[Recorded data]
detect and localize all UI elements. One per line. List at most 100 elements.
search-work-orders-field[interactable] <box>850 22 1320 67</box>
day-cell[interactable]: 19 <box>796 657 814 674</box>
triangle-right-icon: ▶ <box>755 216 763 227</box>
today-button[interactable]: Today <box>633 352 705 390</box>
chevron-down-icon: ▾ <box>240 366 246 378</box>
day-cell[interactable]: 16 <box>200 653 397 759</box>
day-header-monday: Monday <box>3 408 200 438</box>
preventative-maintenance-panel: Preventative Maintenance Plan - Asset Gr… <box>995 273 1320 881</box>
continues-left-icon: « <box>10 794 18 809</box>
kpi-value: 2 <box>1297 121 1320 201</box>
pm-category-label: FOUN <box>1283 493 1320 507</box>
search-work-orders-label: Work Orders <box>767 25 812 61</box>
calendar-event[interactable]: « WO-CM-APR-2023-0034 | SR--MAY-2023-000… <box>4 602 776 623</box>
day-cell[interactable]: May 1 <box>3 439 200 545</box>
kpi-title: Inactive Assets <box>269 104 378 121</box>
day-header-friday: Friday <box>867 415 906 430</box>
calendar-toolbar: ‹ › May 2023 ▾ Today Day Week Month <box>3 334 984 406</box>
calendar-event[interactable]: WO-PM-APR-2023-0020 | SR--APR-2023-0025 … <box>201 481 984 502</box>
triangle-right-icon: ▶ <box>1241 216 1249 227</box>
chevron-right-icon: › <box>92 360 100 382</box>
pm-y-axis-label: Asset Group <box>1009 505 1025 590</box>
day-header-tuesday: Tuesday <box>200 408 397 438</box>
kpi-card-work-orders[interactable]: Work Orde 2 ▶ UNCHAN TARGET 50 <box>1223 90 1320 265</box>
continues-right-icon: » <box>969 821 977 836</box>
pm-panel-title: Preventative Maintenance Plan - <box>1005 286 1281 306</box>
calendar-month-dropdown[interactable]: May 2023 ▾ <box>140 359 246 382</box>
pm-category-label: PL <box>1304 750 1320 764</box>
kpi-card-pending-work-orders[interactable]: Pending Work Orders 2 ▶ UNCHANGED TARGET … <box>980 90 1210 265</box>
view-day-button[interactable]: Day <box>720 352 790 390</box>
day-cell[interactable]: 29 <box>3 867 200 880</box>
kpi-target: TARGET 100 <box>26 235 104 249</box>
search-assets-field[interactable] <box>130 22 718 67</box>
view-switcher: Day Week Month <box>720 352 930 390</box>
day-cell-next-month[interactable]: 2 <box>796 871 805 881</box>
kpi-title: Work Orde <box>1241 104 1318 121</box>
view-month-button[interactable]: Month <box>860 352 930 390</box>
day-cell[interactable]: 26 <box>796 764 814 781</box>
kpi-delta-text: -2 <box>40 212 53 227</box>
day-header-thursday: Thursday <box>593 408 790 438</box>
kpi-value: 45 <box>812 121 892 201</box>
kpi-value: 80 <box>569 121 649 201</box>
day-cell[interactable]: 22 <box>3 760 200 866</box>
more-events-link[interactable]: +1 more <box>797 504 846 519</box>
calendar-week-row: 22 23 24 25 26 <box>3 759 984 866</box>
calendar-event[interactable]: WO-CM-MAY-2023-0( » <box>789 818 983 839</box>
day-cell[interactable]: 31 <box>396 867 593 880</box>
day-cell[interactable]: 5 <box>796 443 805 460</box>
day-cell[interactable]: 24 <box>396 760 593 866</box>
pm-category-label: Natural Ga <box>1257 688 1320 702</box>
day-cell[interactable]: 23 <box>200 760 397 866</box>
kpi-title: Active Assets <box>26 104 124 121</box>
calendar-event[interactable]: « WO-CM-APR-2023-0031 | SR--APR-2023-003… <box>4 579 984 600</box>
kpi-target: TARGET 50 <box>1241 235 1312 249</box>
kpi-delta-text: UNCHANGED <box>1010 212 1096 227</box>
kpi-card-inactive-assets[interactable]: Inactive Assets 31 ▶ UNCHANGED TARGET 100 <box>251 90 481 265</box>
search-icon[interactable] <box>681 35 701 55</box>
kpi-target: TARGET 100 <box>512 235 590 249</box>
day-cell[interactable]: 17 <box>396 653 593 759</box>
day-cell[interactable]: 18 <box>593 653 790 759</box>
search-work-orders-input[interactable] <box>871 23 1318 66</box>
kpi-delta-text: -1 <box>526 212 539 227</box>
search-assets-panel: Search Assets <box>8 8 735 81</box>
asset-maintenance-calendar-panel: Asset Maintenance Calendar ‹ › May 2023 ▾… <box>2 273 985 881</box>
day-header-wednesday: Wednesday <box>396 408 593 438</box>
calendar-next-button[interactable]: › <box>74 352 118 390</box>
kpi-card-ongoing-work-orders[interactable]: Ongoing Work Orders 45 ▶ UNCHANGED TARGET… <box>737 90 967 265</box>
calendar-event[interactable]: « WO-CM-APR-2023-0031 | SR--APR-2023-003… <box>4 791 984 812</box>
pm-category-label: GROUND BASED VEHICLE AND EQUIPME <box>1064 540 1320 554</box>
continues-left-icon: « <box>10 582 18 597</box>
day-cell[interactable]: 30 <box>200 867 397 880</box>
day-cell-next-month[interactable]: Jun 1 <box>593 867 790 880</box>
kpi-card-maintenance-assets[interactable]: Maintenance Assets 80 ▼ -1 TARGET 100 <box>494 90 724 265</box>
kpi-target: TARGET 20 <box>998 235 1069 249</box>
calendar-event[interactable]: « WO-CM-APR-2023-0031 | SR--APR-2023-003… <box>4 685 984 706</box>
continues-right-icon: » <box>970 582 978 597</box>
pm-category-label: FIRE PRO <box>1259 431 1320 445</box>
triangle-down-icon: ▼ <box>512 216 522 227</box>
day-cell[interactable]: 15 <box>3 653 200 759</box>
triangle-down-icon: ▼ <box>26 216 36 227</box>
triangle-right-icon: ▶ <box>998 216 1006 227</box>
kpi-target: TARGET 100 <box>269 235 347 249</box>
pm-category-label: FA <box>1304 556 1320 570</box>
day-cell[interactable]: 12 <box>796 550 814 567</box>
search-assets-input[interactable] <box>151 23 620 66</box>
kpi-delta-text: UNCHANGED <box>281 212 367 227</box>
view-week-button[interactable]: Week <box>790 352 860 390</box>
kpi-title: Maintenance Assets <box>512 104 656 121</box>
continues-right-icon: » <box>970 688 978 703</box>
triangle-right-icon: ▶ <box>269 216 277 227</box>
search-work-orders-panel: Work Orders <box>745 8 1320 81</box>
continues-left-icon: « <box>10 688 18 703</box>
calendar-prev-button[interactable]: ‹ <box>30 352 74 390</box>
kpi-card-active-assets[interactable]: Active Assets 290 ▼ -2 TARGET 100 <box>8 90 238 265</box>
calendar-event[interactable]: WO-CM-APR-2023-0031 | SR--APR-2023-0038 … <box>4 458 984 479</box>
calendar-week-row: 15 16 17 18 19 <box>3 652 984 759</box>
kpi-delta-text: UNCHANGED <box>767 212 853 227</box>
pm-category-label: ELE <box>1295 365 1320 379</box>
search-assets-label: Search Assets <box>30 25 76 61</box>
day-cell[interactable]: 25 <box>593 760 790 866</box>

Exercise: Please present the material above, from its first line through the line containing "chevron-down-icon: ▾ <box>240", as a Markdown table with the columns "Row" and "Entry", one line per row, leaving out any blank lines.

Exercise result:
| Row | Entry |
|---|---|
| 1 | detect and localize all UI elements. One per line. List at most 100 elements. |
| 2 | search-work-orders-field[interactable] <box>850 22 1320 67</box> |
| 3 | day-cell[interactable]: 19 <box>796 657 814 674</box> |
| 4 | triangle-right-icon: ▶ <box>755 216 763 227</box> |
| 5 | today-button[interactable]: Today <box>633 352 705 390</box> |
| 6 | chevron-down-icon: ▾ <box>240 366 246 378</box> |